Dataset rows about figures:
___
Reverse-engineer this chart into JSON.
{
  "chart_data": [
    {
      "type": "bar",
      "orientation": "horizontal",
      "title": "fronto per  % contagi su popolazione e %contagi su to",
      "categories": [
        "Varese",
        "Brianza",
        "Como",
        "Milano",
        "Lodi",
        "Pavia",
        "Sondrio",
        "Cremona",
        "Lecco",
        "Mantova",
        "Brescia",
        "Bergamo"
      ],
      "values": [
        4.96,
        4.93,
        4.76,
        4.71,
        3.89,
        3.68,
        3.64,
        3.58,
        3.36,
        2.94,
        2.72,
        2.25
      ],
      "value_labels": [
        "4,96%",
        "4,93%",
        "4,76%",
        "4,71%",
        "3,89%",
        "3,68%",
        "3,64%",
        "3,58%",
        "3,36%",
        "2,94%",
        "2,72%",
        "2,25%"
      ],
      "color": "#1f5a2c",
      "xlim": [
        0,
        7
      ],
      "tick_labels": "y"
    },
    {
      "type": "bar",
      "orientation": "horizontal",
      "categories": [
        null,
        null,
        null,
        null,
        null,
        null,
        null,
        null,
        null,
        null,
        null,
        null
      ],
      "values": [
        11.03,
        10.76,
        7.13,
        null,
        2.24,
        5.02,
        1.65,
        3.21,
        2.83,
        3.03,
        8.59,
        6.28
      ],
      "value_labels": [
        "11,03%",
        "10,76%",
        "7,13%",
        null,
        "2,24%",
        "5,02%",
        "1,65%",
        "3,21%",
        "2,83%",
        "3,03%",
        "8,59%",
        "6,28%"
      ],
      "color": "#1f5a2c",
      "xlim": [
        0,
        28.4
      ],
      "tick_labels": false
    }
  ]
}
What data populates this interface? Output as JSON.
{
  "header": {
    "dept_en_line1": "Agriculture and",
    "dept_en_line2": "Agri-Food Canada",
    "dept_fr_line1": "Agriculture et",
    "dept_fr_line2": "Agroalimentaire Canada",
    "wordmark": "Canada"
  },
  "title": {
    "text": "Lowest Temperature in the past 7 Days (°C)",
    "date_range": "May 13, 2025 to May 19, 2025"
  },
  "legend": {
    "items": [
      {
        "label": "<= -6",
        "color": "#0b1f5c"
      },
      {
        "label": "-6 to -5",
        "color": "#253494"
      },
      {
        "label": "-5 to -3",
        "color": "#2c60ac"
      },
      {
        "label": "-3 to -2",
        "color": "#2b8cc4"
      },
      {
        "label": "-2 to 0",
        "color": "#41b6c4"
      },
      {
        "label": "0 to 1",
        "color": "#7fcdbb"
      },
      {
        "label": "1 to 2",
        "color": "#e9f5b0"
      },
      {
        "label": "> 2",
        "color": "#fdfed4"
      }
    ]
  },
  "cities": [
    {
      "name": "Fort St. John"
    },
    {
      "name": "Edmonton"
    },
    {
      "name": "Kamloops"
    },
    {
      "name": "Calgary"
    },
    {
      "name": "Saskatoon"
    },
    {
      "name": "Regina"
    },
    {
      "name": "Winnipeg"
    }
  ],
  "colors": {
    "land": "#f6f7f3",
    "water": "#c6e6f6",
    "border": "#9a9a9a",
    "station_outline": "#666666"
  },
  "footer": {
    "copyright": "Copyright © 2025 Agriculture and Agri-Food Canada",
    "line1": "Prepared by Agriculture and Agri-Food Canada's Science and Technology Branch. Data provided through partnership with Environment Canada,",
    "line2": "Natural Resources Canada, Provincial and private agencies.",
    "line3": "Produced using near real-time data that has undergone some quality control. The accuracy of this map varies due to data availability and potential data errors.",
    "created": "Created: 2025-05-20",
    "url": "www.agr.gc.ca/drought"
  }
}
___
**SHORT PROBLEM:** Without leaving anything out, quote all the data.

**COMPLETE RESPONSE:**
Reverse-engineer this chart into JSON.
{
  "chart_data": [
    {
      "type": "bar",
      "orientation": "horizontal",
      "title": "fronto per  % contagi su popolazione e %contagi su to",
      "categories": [
        "Varese",
        "Brianza",
        "Como",
        "Milano",
        "Lodi",
        "Pavia",
        "Sondrio",
        "Cremona",
        "Lecco",
        "Mantova",
        "Brescia",
        "Bergamo"
      ],
      "values": [
        4.96,
        4.93,
        4.76,
        4.71,
        3.89,
        3.68,
        3.64,
        3.58,
        3.36,
        2.94,
        2.72,
        2.25
      ],
      "value_labels": [
        "4,96%",
        "4,93%",
        "4,76%",
        "4,71%",
        "3,89%",
        "3,68%",
        "3,64%",
        "3,58%",
        "3,36%",
        "2,94%",
        "2,72%",
        "2,25%"
      ],
      "color": "#1f5a2c",
      "xlim": [
        0,
        7
      ],
      "tick_labels": "y"
    },
    {
      "type": "bar",
      "orientation": "horizontal",
      "categories": [
        null,
        null,
        null,
        null,
        null,
        null,
        null,
        null,
        null,
        null,
        null,
        null
      ],
      "values": [
        11.03,
        10.76,
        7.13,
        null,
        2.24,
        5.02,
        1.65,
        3.21,
        2.83,
        3.03,
        8.59,
        6.28
      ],
      "value_labels": [
        "11,03%",
        "10,76%",
        "7,13%",
        null,
        "2,24%",
        "5,02%",
        "1,65%",
        "3,21%",
        "2,83%",
        "3,03%",
        "8,59%",
        "6,28%"
      ],
      "color": "#1f5a2c",
      "xlim": [
        0,
        28.4
      ],
      "tick_labels": false
    }
  ]
}
What data populates this interface? Output as JSON.
{
  "header": {
    "dept_en_line1": "Agriculture and",
    "dept_en_line2": "Agri-Food Canada",
    "dept_fr_line1": "Agriculture et",
    "dept_fr_line2": "Agroalimentaire Canada",
    "wordmark": "Canada"
  },
  "title": {
    "text": "Lowest Temperature in the past 7 Days (°C)",
    "date_range": "May 13, 2025 to May 19, 2025"
  },
  "legend": {
    "items": [
      {
        "label": "<= -6",
        "color": "#0b1f5c"
      },
      {
        "label": "-6 to -5",
        "color": "#253494"
      },
      {
        "label": "-5 to -3",
        "color": "#2c60ac"
      },
      {
        "label": "-3 to -2",
        "color": "#2b8cc4"
      },
      {
        "label": "-2 to 0",
        "color": "#41b6c4"
      },
      {
        "label": "0 to 1",
        "color": "#7fcdbb"
      },
      {
        "label": "1 to 2",
        "color": "#e9f5b0"
      },
      {
        "label": "> 2",
        "color": "#fdfed4"
      }
    ]
  },
  "cities": [
    {
      "name": "Fort St. John"
    },
    {
      "name": "Edmonton"
    },
    {
      "name": "Kamloops"
    },
    {
      "name": "Calgary"
    },
    {
      "name": "Saskatoon"
    },
    {
      "name": "Regina"
    },
    {
      "name": "Winnipeg"
    }
  ],
  "colors": {
    "land": "#f6f7f3",
    "water": "#c6e6f6",
    "border": "#9a9a9a",
    "station_outline": "#666666"
  },
  "footer": {
    "copyright": "Copyright © 2025 Agriculture and Agri-Food Canada",
    "line1": "Prepared by Agriculture and Agri-Food Canada's Science and Technology Branch. Data provided through partnership with Environment Canada,",
    "line2": "Natural Resources Canada, Provincial and private agencies.",
    "line3": "Produced using near real-time data that has undergone some quality control. The accuracy of this map varies due to data availability and potential data errors.",
    "created": "Created: 2025-05-20",
    "url": "www.agr.gc.ca/drought"
  }
}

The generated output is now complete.